Extract each line containing the string "left".

· · · · ·

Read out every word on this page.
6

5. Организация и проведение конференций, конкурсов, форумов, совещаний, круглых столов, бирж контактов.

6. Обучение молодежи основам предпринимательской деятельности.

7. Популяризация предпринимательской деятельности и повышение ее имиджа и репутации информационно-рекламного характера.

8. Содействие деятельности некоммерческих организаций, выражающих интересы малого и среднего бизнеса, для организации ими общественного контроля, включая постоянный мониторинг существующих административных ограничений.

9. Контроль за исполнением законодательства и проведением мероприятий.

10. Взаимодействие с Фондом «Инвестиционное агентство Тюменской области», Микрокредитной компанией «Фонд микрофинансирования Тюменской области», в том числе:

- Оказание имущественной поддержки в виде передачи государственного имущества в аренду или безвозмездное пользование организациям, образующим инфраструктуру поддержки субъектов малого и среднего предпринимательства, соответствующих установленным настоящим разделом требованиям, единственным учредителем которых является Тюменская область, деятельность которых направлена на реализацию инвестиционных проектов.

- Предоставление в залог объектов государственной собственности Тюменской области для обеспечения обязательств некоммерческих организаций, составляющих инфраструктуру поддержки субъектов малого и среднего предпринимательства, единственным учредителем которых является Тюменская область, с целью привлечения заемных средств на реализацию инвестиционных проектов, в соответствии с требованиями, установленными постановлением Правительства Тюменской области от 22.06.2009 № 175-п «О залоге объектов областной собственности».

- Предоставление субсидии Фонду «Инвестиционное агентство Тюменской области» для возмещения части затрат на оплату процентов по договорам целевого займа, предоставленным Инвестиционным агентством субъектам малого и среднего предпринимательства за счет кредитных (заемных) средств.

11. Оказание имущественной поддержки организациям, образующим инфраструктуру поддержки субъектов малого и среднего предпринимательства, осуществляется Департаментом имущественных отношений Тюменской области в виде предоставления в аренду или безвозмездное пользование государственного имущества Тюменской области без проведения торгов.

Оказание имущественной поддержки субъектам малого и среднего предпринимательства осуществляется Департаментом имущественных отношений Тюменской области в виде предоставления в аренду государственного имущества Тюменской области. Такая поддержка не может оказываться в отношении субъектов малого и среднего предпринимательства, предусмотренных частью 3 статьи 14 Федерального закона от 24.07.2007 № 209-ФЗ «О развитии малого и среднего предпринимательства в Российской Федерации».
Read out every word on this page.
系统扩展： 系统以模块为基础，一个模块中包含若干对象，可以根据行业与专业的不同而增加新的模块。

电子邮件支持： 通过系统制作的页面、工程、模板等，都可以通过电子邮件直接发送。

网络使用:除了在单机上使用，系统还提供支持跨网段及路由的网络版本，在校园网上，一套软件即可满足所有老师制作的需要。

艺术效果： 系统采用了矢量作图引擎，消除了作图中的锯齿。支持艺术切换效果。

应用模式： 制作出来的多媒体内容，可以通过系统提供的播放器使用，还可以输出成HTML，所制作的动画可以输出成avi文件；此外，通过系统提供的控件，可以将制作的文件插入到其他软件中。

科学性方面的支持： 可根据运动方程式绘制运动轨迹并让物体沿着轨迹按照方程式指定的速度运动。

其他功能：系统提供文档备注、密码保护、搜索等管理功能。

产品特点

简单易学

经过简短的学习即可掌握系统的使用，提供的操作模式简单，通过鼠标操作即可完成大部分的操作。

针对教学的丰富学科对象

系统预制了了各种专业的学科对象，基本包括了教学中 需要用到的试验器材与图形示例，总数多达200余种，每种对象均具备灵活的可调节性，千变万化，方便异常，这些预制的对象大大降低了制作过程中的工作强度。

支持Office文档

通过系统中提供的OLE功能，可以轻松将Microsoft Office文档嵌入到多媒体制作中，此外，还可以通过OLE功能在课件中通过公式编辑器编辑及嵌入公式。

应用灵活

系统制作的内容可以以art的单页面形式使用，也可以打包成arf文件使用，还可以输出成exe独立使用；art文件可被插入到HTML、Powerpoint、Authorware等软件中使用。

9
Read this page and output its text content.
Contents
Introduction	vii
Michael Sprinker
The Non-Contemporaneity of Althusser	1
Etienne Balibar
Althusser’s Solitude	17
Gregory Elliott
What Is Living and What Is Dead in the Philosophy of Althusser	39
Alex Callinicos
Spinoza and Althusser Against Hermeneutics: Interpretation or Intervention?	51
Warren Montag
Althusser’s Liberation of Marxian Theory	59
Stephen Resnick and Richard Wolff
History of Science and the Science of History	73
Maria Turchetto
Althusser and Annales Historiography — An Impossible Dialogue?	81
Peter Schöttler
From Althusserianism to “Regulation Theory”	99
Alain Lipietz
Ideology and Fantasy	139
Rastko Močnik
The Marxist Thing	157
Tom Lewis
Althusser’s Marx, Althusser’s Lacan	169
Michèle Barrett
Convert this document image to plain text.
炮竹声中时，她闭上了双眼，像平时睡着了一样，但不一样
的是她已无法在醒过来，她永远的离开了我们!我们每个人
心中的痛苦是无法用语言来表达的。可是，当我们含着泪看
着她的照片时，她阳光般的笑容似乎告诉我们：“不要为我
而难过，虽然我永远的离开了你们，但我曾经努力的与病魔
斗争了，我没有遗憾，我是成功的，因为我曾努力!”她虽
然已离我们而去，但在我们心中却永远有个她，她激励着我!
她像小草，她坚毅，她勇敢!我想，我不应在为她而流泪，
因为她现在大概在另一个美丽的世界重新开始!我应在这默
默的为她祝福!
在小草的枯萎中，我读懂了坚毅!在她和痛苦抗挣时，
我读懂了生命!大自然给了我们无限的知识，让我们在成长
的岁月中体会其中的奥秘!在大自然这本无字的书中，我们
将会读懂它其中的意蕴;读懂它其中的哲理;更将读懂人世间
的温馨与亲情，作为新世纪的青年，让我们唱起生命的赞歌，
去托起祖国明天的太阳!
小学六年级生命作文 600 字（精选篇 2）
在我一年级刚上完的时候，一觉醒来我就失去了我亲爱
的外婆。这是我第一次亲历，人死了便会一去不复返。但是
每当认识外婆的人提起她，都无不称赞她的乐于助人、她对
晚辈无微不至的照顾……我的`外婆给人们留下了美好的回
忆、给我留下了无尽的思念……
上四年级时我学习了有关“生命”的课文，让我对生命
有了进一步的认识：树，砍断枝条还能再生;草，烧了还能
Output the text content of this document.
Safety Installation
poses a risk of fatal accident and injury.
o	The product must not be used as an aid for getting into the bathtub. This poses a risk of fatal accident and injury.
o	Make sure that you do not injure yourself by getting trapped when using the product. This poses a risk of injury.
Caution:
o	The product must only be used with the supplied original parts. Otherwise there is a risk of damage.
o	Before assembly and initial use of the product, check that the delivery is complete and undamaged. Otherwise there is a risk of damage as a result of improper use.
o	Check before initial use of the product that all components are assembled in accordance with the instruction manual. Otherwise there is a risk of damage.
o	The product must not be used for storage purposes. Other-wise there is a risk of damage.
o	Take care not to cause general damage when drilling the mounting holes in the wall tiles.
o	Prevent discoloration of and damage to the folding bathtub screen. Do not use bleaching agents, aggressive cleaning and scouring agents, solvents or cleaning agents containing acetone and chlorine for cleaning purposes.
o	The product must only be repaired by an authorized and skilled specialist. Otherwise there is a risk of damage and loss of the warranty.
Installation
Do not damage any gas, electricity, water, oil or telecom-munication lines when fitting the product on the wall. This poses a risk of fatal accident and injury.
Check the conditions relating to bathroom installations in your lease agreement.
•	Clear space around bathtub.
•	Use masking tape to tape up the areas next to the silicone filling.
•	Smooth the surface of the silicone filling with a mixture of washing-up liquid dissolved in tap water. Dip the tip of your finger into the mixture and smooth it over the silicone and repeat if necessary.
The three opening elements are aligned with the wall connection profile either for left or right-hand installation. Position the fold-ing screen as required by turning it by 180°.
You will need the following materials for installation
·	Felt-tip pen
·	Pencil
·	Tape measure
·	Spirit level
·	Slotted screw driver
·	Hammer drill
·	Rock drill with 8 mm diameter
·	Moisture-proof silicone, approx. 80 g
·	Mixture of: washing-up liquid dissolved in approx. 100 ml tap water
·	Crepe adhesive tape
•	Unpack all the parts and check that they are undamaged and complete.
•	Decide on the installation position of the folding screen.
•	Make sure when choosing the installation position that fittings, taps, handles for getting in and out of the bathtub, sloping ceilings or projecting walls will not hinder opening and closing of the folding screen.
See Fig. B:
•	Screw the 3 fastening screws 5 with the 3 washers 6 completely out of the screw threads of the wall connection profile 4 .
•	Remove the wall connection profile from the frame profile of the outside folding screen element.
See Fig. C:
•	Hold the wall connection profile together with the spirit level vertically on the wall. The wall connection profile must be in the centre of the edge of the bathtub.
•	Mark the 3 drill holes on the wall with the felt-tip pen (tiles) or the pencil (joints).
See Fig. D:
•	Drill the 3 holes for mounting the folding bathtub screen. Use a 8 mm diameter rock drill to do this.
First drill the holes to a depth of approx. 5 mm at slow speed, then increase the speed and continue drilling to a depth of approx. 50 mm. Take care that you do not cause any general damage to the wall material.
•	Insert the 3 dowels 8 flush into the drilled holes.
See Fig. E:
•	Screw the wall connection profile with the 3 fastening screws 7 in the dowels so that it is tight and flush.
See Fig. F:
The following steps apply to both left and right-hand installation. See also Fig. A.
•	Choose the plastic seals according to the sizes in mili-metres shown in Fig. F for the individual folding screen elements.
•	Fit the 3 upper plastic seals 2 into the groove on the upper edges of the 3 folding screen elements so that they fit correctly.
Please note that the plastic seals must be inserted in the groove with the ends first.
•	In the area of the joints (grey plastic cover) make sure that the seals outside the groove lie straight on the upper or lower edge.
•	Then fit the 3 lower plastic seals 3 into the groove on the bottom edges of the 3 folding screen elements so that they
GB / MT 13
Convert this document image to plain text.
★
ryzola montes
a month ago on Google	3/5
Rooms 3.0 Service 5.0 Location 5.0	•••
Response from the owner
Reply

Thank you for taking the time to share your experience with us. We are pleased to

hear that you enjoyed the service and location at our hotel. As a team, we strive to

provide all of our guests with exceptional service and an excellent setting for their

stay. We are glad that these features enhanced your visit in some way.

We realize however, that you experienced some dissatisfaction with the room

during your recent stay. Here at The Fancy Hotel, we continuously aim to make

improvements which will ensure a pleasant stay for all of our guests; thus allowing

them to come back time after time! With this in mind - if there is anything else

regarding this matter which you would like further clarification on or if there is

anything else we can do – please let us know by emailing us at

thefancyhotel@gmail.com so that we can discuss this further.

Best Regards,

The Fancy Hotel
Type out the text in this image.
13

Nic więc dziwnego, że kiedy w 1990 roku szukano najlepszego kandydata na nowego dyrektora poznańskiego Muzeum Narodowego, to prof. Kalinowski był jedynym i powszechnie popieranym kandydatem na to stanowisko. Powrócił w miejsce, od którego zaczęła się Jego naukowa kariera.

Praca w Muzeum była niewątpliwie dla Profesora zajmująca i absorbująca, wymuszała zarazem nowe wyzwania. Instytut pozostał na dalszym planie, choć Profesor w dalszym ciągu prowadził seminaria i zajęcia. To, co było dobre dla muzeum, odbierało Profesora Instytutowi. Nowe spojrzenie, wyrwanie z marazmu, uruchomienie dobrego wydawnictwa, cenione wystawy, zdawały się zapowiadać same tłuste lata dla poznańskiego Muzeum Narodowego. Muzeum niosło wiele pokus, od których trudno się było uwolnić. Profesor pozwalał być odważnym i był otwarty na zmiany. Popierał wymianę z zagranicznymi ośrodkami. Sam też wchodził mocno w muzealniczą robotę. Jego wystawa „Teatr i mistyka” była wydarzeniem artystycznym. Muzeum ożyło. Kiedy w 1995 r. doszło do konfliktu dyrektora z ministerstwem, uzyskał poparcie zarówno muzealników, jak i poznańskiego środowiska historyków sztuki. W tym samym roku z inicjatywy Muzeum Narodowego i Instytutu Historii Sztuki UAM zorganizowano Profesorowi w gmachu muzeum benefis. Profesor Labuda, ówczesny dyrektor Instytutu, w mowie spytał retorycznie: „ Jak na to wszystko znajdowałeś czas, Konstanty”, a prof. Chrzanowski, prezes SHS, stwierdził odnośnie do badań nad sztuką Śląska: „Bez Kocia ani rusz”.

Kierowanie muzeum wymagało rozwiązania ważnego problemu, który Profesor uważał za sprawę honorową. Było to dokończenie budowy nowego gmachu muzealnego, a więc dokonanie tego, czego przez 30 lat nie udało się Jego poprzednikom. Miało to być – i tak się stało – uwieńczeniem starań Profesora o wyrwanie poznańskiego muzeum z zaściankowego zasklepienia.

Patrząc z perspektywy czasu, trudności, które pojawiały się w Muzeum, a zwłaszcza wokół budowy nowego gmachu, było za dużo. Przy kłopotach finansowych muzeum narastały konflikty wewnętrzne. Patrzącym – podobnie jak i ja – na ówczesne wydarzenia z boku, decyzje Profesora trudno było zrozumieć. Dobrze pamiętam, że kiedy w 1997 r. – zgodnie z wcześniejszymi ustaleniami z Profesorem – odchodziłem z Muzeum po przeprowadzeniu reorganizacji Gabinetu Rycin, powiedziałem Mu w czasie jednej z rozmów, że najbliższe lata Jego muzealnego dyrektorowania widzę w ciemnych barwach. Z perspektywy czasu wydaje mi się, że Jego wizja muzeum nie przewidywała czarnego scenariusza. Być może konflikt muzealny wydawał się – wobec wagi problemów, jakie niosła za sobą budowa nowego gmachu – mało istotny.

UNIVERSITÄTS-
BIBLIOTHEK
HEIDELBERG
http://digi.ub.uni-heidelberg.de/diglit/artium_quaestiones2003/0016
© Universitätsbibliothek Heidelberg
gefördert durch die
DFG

· · · · ·

TASK RESPONSE:
The three opening elements are aligned with the wall connection profile either for left or right-hand installation. Position the fold-ing screen as required by turning it by 180°.
The following steps apply to both left and right-hand installation. See also Fig. A.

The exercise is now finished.